Write out exactly the lines running from the line that includes "Decode this chart: output" to the end of the data, both ends included, and nothing besides.

▶ _RECORDS SHOWN_

=-=-=-=-=

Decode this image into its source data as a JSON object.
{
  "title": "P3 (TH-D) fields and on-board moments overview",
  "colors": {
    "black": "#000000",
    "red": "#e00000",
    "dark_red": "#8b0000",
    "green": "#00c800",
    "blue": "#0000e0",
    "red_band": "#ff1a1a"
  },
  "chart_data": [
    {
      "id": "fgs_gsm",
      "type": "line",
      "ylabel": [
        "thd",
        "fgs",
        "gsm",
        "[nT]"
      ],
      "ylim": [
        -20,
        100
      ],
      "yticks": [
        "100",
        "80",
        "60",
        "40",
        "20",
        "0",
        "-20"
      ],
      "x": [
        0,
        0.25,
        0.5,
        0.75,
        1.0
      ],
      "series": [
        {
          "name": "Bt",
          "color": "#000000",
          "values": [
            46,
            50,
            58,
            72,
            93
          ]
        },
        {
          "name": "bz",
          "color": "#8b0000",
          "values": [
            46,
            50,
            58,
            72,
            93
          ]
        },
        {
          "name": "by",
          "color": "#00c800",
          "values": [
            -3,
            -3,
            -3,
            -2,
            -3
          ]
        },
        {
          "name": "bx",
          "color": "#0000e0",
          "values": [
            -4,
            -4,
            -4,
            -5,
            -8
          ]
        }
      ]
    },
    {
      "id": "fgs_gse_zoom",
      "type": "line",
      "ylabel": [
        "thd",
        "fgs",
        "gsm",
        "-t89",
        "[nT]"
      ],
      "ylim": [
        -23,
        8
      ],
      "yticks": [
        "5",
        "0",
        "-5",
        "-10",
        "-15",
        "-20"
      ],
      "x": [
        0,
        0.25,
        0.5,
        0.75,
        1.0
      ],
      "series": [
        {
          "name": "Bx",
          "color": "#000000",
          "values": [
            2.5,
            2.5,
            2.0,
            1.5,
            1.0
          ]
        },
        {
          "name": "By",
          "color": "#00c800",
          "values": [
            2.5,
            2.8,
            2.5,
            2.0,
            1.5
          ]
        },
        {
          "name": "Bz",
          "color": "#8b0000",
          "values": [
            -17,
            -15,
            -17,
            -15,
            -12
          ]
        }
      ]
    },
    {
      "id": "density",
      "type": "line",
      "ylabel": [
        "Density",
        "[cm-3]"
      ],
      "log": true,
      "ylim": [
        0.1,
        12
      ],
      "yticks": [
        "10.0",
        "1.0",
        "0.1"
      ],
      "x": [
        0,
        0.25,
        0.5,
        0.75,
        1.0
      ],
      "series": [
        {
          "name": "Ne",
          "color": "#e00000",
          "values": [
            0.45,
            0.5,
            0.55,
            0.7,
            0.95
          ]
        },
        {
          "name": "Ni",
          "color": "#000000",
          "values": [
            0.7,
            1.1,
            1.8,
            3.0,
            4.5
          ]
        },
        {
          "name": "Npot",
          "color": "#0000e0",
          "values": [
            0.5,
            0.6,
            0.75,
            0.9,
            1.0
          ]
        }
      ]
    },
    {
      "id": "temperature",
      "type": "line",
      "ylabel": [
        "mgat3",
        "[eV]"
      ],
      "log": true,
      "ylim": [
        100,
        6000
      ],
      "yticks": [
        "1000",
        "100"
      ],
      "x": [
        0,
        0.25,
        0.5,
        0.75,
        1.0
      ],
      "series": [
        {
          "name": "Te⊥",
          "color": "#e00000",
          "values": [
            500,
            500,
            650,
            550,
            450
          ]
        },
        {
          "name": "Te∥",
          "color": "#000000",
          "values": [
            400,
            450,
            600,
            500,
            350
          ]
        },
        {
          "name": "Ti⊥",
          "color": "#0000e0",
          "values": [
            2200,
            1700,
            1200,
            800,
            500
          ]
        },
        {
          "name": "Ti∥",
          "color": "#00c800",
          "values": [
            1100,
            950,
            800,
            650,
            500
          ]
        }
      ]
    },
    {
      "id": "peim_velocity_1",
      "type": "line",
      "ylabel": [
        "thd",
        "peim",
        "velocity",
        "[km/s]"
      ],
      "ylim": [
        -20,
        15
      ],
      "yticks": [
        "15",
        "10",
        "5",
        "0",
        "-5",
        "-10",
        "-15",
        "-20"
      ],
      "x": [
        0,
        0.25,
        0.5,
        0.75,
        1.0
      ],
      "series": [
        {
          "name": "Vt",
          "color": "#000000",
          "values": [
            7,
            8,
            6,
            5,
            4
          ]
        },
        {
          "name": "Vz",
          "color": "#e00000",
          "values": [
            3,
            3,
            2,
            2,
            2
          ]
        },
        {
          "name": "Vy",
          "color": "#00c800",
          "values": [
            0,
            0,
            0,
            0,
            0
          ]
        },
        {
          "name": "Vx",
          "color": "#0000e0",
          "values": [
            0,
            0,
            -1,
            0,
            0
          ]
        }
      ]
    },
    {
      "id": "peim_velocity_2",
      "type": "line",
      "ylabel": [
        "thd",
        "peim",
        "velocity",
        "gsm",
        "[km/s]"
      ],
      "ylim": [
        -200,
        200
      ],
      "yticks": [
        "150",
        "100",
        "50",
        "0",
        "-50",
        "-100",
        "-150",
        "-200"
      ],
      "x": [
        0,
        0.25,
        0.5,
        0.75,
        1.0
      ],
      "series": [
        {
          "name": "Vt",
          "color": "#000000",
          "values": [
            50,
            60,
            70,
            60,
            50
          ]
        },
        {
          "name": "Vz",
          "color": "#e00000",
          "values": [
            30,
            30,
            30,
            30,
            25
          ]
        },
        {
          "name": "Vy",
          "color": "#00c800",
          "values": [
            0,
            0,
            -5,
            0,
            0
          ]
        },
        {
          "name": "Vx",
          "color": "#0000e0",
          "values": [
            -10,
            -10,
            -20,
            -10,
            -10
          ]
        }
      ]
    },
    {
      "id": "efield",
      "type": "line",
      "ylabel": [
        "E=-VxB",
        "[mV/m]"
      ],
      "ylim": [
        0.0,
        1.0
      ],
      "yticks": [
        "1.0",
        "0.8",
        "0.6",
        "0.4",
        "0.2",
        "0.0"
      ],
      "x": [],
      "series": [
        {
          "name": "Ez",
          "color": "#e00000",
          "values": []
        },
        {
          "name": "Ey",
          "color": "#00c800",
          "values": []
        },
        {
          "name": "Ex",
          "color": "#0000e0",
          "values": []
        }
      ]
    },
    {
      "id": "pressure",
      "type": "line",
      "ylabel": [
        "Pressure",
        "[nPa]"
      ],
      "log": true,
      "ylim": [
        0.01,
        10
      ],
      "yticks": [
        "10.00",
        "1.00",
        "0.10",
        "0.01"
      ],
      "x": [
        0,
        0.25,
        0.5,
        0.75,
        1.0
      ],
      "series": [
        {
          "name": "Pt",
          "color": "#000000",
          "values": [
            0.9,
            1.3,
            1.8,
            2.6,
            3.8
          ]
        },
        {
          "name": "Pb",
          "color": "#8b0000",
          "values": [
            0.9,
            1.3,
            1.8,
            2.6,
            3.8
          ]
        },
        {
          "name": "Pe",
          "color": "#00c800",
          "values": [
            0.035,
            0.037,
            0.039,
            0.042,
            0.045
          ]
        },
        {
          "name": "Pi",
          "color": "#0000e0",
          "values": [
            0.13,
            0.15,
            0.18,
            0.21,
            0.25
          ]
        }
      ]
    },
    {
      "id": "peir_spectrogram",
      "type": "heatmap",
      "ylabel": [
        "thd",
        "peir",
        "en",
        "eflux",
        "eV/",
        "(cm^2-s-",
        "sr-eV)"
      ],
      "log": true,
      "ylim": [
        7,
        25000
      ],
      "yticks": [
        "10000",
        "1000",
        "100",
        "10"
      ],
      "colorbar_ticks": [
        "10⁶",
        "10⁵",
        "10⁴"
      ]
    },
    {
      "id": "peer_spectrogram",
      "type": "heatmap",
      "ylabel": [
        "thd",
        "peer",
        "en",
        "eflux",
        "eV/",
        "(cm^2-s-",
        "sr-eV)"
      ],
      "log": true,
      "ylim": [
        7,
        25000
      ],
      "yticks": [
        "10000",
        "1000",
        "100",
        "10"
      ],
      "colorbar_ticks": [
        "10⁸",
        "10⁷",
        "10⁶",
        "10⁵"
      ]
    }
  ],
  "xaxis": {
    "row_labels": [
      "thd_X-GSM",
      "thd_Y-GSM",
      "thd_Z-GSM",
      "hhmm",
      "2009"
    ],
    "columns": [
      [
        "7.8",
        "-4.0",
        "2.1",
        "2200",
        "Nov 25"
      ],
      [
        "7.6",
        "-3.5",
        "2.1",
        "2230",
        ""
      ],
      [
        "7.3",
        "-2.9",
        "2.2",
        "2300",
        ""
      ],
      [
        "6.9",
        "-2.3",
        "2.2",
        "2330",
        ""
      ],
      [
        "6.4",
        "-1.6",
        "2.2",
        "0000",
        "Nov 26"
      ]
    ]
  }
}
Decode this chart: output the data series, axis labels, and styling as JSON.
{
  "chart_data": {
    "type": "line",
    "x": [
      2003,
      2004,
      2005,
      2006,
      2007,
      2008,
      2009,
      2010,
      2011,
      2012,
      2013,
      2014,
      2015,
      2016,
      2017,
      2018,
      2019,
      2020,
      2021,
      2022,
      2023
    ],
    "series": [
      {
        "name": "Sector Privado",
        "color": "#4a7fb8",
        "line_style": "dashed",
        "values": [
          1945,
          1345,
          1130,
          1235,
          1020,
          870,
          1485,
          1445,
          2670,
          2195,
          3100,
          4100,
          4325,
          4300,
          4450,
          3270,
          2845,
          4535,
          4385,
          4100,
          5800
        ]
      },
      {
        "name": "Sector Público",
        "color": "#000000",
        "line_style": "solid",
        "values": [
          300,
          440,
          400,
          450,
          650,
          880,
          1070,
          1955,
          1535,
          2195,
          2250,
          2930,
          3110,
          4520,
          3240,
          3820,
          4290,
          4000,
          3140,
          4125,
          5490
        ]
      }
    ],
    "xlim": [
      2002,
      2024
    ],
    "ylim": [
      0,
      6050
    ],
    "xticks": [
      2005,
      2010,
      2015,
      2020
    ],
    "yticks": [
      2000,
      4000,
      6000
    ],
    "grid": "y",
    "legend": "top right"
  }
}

=-=-=-=-=

▶ _RESPONSE_
Decode this chart: output the data series, axis labels, and styling as JSON.
{
  "chart_data": {
    "type": "line",
    "x": [
      2003,
      2004,
      2005,
      2006,
      2007,
      2008,
      2009,
      2010,
      2011,
      2012,
      2013,
      2014,
      2015,
      2016,
      2017,
      2018,
      2019,
      2020,
      2021,
      2022,
      2023
    ],
    "series": [
      {
        "name": "Sector Privado",
        "color": "#4a7fb8",
        "line_style": "dashed",
        "values": [
          1945,
          1345,
          1130,
          1235,
          1020,
          870,
          1485,
          1445,
          2670,
          2195,
          3100,
          4100,
          4325,
          4300,
          4450,
          3270,
          2845,
          4535,
          4385,
          4100,
          5800
        ]
      },
      {
        "name": "Sector Público",
        "color": "#000000",
        "line_style": "solid",
        "values": [
          300,
          440,
          400,
          450,
          650,
          880,
          1070,
          1955,
          1535,
          2195,
          2250,
          2930,
          3110,
          4520,
          3240,
          3820,
          4290,
          4000,
          3140,
          4125,
          5490
        ]
      }
    ],
    "xlim": [
      2002,
      2024
    ],
    "ylim": [
      0,
      6050
    ],
    "xticks": [
      2005,
      2010,
      2015,
      2020
    ],
    "yticks": [
      2000,
      4000,
      6000
    ],
    "grid": "y",
    "legend": "top right"
  }
}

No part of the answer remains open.